== Items from a data source ==
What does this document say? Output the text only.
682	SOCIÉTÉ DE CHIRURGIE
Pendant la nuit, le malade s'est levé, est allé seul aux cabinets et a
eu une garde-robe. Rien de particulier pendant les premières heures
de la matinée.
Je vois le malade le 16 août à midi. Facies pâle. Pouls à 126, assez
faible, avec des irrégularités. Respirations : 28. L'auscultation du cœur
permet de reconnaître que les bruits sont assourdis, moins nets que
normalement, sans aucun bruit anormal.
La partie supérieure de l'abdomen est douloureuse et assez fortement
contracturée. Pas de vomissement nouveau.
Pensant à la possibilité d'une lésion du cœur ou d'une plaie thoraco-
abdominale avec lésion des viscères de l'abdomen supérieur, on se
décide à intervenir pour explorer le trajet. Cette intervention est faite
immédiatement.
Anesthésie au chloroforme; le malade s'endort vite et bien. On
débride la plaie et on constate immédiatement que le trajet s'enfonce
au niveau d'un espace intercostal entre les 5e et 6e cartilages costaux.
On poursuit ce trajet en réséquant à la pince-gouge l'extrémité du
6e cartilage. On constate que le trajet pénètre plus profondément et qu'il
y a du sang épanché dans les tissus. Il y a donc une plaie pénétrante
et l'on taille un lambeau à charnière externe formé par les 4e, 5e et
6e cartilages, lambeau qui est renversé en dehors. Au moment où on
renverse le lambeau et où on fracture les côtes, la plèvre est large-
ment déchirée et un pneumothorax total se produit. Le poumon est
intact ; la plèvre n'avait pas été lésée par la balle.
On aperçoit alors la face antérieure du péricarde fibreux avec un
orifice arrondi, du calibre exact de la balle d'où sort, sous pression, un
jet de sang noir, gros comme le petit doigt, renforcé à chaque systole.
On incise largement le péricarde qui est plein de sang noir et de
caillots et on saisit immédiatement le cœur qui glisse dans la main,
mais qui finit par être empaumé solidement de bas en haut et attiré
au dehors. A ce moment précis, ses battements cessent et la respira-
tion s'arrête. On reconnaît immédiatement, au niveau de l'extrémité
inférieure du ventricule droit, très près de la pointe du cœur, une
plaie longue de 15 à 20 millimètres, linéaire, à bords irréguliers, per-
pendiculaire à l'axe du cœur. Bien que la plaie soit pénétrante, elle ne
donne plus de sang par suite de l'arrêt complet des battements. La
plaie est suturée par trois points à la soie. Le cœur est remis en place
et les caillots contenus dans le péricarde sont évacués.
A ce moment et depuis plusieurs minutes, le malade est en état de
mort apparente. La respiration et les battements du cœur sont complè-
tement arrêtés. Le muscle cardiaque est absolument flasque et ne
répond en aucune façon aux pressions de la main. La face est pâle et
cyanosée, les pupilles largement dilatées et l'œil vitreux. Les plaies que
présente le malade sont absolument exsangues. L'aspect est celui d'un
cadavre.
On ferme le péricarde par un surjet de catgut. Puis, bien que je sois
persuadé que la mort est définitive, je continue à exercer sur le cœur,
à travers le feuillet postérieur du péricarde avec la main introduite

== Task statement ==
Repeat the entries shown above, every one, word for word.

== Final result ==
What does this document say? Output the text only.
682	SOCIÉTÉ DE CHIRURGIE
Pendant la nuit, le malade s'est levé, est allé seul aux cabinets et a
eu une garde-robe. Rien de particulier pendant les premières heures
de la matinée.
Je vois le malade le 16 août à midi. Facies pâle. Pouls à 126, assez
faible, avec des irrégularités. Respirations : 28. L'auscultation du cœur
permet de reconnaître que les bruits sont assourdis, moins nets que
normalement, sans aucun bruit anormal.
La partie supérieure de l'abdomen est douloureuse et assez fortement
contracturée. Pas de vomissement nouveau.
Pensant à la possibilité d'une lésion du cœur ou d'une plaie thoraco-
abdominale avec lésion des viscères de l'abdomen supérieur, on se
décide à intervenir pour explorer le trajet. Cette intervention est faite
immédiatement.
Anesthésie au chloroforme; le malade s'endort vite et bien. On
débride la plaie et on constate immédiatement que le trajet s'enfonce
au niveau d'un espace intercostal entre les 5e et 6e cartilages costaux.
On poursuit ce trajet en réséquant à la pince-gouge l'extrémité du
6e cartilage. On constate que le trajet pénètre plus profondément et qu'il
y a du sang épanché dans les tissus. Il y a donc une plaie pénétrante
et l'on taille un lambeau à charnière externe formé par les 4e, 5e et
6e cartilages, lambeau qui est renversé en dehors. Au moment où on
renverse le lambeau et où on fracture les côtes, la plèvre est large-
ment déchirée et un pneumothorax total se produit. Le poumon est
intact ; la plèvre n'avait pas été lésée par la balle.
On aperçoit alors la face antérieure du péricarde fibreux avec un
orifice arrondi, du calibre exact de la balle d'où sort, sous pression, un
jet de sang noir, gros comme le petit doigt, renforcé à chaque systole.
On incise largement le péricarde qui est plein de sang noir et de
caillots et on saisit immédiatement le cœur qui glisse dans la main,
mais qui finit par être empaumé solidement de bas en haut et attiré
au dehors. A ce moment précis, ses battements cessent et la respira-
tion s'arrête. On reconnaît immédiatement, au niveau de l'extrémité
inférieure du ventricule droit, très près de la pointe du cœur, une
plaie longue de 15 à 20 millimètres, linéaire, à bords irréguliers, per-
pendiculaire à l'axe du cœur. Bien que la plaie soit pénétrante, elle ne
donne plus de sang par suite de l'arrêt complet des battements. La
plaie est suturée par trois points à la soie. Le cœur est remis en place
et les caillots contenus dans le péricarde sont évacués.
A ce moment et depuis plusieurs minutes, le malade est en état de
mort apparente. La respiration et les battements du cœur sont complè-
tement arrêtés. Le muscle cardiaque est absolument flasque et ne
répond en aucune façon aux pressions de la main. La face est pâle et
cyanosée, les pupilles largement dilatées et l'œil vitreux. Les plaies que
présente le malade sont absolument exsangues. L'aspect est celui d'un
cadavre.
On ferme le péricarde par un surjet de catgut. Puis, bien que je sois
persuadé que la mort est définitive, je continue à exercer sur le cœur,
à travers le feuillet postérieur du péricarde avec la main introduite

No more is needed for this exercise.